El terreno del erotismo está abocado a la astucia, la muerte queda desviada
sobre el otro. En última instancia, el deseo es el miedo.
Aunque lo que querríamos es, ciertamente, vivir de maravilla[33]. Lo que nos atrapa
es lo real que, además, escapa a toda simbolización, es del orden de lo
inefable[34].
Las obras de Lidó Rico se resisten a la “verbalización”, desde su exceso
gestual, por medio de esos rostros que en su diferencia son siempre el mismo,
accedemos a una dimensión inhóspita. Tenemos que recordar que, para Freud,
el ejemplo “más fuerte” de la experiencia de lo unheimlich es la (re)aparición
(Spuk) del muerto[35].
En las inmersiones de Lidó Rico lo que aparece es el toque violento de
la corporalidad[36];
es evidente que este artista necesita de
la huella corporal, tiene que
sumergirse, quiere mezclarse con sus materias[37]. Derrida advierte que lo
que el llama “cuerpo” no es una presencia: “El cuerpo es,
como decirlo, una experiencia en el sentido de la palabra más móvil (voyageur).
------------------------------------
Descripción de la tarea = Reproduce el pasaje del texto sobre la obra de Lidó Rico que empieza con "Aunque lo que" y llega hasta "inefable[34].". Renombra "simbolización" como "representación". Las filas no guardan ninguna relación con el texto sobre la obra de Lidó Rico.

Registros de diseño =
------------------------------------
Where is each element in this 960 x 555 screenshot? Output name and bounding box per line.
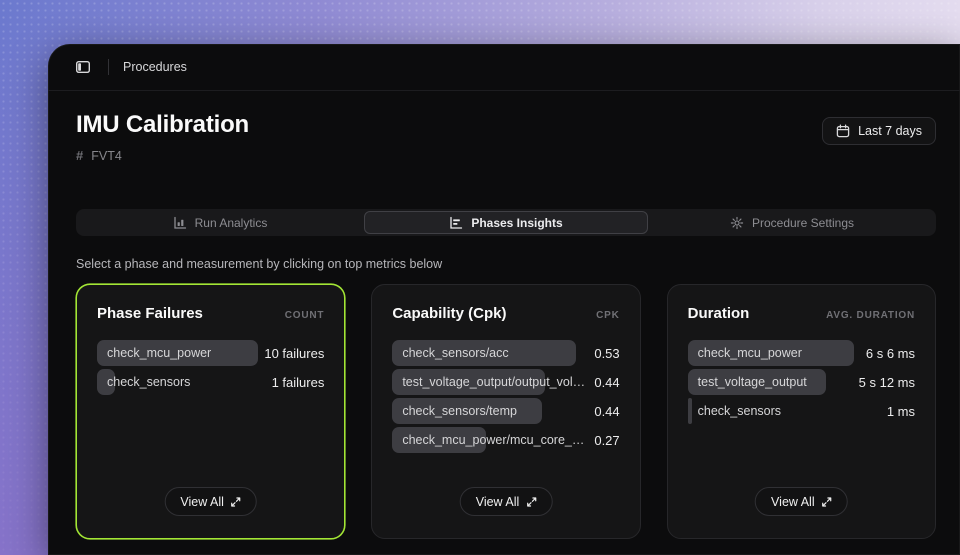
- metric-row-value: 1 failures: [272, 375, 325, 390]
- metric-row-label: check_sensors: [688, 404, 879, 418]
- page-title: IMU Calibration: [76, 111, 249, 139]
- metric-row-label: test_voltage_output/output_voltage: [392, 375, 586, 389]
- card-title: Capability (Cpk): [392, 305, 506, 322]
- title-row: IMU Calibration # FVT4 Last 7 days: [76, 111, 936, 163]
- calendar-icon: [836, 124, 850, 138]
- card-metric-label: COUNT: [285, 310, 325, 321]
- view-all-label: View All: [771, 495, 815, 509]
- tab-label: Procedure Settings: [752, 216, 854, 230]
- tab-label: Run Analytics: [195, 216, 268, 230]
- panel-left-icon[interactable]: [72, 56, 94, 78]
- tab-bar: Run Analytics Phases Insights Procedure …: [76, 209, 936, 236]
- metric-row[interactable]: check_mcu_power 10 failures: [97, 340, 324, 366]
- gear-icon: [730, 216, 744, 230]
- tab-phases-insights[interactable]: Phases Insights: [364, 211, 648, 234]
- app-window: Procedures IMU Calibration # FVT4 Last 7…: [48, 44, 960, 555]
- metric-row[interactable]: check_sensors/acc 0.53: [392, 340, 619, 366]
- metric-row-label: check_mcu_power: [97, 346, 256, 360]
- row-chart-icon: [449, 216, 463, 230]
- card-capability-cpk[interactable]: Capability (Cpk) CPK check_sensors/acc 0…: [371, 284, 640, 539]
- metric-row-value: 0.53: [594, 346, 619, 361]
- metric-row[interactable]: check_mcu_power/mcu_core_volta... 0.27: [392, 427, 619, 453]
- tab-run-analytics[interactable]: Run Analytics: [78, 211, 362, 234]
- metric-row-value: 1 ms: [887, 404, 915, 419]
- instruction-text: Select a phase and measurement by clicki…: [76, 257, 936, 271]
- procedure-tag-label: FVT4: [91, 149, 122, 163]
- tab-procedure-settings[interactable]: Procedure Settings: [650, 211, 934, 234]
- metric-row-value: 0.44: [594, 375, 619, 390]
- card-title: Phase Failures: [97, 305, 203, 322]
- header-divider: [108, 59, 109, 75]
- metric-row-label: check_sensors: [97, 375, 264, 389]
- top-bar: Procedures: [48, 44, 960, 91]
- date-range-label: Last 7 days: [858, 124, 922, 138]
- view-all-button[interactable]: View All: [460, 487, 553, 516]
- expand-icon: [822, 497, 832, 507]
- column-chart-icon: [173, 216, 187, 230]
- card-metric-label: AVG. DURATION: [826, 310, 915, 321]
- view-all-button[interactable]: View All: [164, 487, 257, 516]
- hash-icon: #: [76, 148, 83, 163]
- metric-row-value: 0.27: [594, 433, 619, 448]
- view-all-label: View All: [476, 495, 520, 509]
- metric-row[interactable]: check_sensors 1 ms: [688, 398, 915, 424]
- metric-row[interactable]: check_mcu_power 6 s 6 ms: [688, 340, 915, 366]
- metric-row[interactable]: check_sensors 1 failures: [97, 369, 324, 395]
- card-title: Duration: [688, 305, 750, 322]
- metric-row-label: test_voltage_output: [688, 375, 851, 389]
- metric-row-value: 5 s 12 ms: [859, 375, 915, 390]
- metric-row[interactable]: test_voltage_output/output_voltage 0.44: [392, 369, 619, 395]
- metric-row-value: 0.44: [594, 404, 619, 419]
- metric-row-label: check_mcu_power/mcu_core_volta...: [392, 433, 586, 447]
- metric-row[interactable]: check_sensors/temp 0.44: [392, 398, 619, 424]
- procedure-tag: # FVT4: [76, 148, 249, 163]
- metric-row-value: 6 s 6 ms: [866, 346, 915, 361]
- expand-icon: [231, 497, 241, 507]
- view-all-label: View All: [180, 495, 224, 509]
- date-range-button[interactable]: Last 7 days: [822, 117, 936, 145]
- card-metric-label: CPK: [596, 310, 620, 321]
- view-all-button[interactable]: View All: [755, 487, 848, 516]
- metric-row-label: check_sensors/acc: [392, 346, 586, 360]
- expand-icon: [526, 497, 536, 507]
- metric-cards: Phase Failures COUNT check_mcu_power 10 …: [76, 284, 936, 539]
- tab-label: Phases Insights: [471, 216, 562, 230]
- metric-row-label: check_mcu_power: [688, 346, 858, 360]
- metric-row[interactable]: test_voltage_output 5 s 12 ms: [688, 369, 915, 395]
- breadcrumb[interactable]: Procedures: [123, 60, 187, 74]
- metric-row-label: check_sensors/temp: [392, 404, 586, 418]
- metric-row-value: 10 failures: [264, 346, 324, 361]
- card-duration[interactable]: Duration AVG. DURATION check_mcu_power 6…: [667, 284, 936, 539]
- card-phase-failures[interactable]: Phase Failures COUNT check_mcu_power 10 …: [76, 284, 345, 539]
------------------------------------
Solución del problema =
Aunque lo que querríamos es, ciertamente, vivir de maravilla[33]. Lo que nos atrapa
es lo real que, además, escapa a toda representación, es del orden de lo
inefable[34].